YOUR INSTRUCTIONS
In the article on obesity drugs, how much per month did Maya Cohen's pharmacy charge for Saxenda?

(p. A17) Maya Cohen’s entree into the world of obesity medicine came as a shock.
In despair over her weight, she saw Dr. Caroline Apovian, an obesity specialist at Brigham and Women’s Hospital, who prescribed Saxenda, a recently approved weight-loss drug. Ms. Cohen, who is 55 and lives in Cape Elizabeth, Maine, hastened to get it filled.
Then she saw the price her pharmacy was charging: $1,500 a month. Her insurer classified it as a “vanity drug” and would not cover it.
“I’m being treated for obesity,” she complained to her insurer, but to no avail.
. . .
More than 40 percent of Americans have obesity, and most have tried repeatedly to lose weight and keep it off, only to fail. Many suffer from medical conditions that are linked to obesity, including diabetes, joint and back pain and heart disease, and those conditions often improve with weight loss.
“The evidence is now overwhelming that there are physical changes in weight regulating pathways that make it difficult for people to lose weight and maintain their weight loss,” said Dr. Louis Aronne, an obesity medicine specialist who directs the comprehensive weight control center at Weill Cornell Medicine. “It’s not that they don’t have willpower. Something physical is holding them back.”

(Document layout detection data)
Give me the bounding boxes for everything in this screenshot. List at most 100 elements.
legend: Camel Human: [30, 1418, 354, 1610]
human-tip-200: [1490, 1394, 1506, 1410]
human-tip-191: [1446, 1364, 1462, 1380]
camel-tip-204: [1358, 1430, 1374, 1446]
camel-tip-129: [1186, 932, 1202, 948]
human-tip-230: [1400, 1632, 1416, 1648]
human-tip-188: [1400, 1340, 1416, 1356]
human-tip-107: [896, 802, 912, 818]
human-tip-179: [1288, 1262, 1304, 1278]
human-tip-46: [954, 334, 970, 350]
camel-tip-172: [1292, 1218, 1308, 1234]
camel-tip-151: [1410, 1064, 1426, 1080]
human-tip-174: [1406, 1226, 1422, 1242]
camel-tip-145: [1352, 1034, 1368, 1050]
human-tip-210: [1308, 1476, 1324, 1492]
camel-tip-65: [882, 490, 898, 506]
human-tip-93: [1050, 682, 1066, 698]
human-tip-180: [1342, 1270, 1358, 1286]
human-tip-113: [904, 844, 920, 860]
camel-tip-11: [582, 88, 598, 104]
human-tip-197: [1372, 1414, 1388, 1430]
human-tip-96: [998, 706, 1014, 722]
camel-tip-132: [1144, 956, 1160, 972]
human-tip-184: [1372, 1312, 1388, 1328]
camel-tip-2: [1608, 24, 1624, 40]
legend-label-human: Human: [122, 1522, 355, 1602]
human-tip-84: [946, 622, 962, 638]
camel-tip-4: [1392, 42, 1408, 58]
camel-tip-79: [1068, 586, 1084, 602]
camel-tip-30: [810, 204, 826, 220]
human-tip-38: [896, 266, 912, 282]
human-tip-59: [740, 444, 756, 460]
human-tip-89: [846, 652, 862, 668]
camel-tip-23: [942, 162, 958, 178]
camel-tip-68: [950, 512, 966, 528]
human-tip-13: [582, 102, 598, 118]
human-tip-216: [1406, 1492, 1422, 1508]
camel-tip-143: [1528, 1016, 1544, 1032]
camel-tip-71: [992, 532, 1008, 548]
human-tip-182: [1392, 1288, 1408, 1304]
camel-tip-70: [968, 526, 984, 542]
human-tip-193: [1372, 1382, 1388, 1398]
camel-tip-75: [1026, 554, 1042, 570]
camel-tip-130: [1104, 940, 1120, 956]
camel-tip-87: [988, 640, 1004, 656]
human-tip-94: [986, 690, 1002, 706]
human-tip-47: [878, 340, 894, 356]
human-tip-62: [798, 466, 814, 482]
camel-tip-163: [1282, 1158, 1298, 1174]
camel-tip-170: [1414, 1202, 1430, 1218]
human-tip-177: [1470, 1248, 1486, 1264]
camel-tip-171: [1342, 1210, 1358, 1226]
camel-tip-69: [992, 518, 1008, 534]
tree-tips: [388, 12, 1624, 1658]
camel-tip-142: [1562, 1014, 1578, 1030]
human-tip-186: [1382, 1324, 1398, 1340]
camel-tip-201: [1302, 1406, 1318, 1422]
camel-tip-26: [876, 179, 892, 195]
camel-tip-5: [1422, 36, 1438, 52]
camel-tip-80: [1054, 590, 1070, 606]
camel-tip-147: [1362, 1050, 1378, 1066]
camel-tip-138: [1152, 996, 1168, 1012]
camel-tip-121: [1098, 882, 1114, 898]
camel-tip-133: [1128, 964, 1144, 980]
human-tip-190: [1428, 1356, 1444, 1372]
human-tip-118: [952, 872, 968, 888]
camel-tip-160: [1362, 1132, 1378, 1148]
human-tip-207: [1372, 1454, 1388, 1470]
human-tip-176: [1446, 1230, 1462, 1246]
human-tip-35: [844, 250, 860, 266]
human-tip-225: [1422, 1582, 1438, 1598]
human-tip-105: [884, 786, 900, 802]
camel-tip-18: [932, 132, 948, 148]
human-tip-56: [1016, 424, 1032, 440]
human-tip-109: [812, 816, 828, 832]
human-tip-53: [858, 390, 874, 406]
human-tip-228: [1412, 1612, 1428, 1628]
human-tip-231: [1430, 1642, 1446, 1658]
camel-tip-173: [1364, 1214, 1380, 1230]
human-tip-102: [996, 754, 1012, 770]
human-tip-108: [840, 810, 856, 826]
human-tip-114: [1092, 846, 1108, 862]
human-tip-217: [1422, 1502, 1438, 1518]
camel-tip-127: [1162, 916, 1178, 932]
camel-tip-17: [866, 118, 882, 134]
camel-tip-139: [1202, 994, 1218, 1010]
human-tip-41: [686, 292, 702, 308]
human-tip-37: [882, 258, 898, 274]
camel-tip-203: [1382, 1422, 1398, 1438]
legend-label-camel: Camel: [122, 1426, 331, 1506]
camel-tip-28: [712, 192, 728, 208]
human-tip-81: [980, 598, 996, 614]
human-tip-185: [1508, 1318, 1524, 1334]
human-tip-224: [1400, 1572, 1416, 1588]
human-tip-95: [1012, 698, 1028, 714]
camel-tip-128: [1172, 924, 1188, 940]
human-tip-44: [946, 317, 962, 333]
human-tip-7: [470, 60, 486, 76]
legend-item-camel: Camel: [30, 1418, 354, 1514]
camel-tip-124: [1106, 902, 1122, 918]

COMPLETED EXERCISE
$1,500 a month.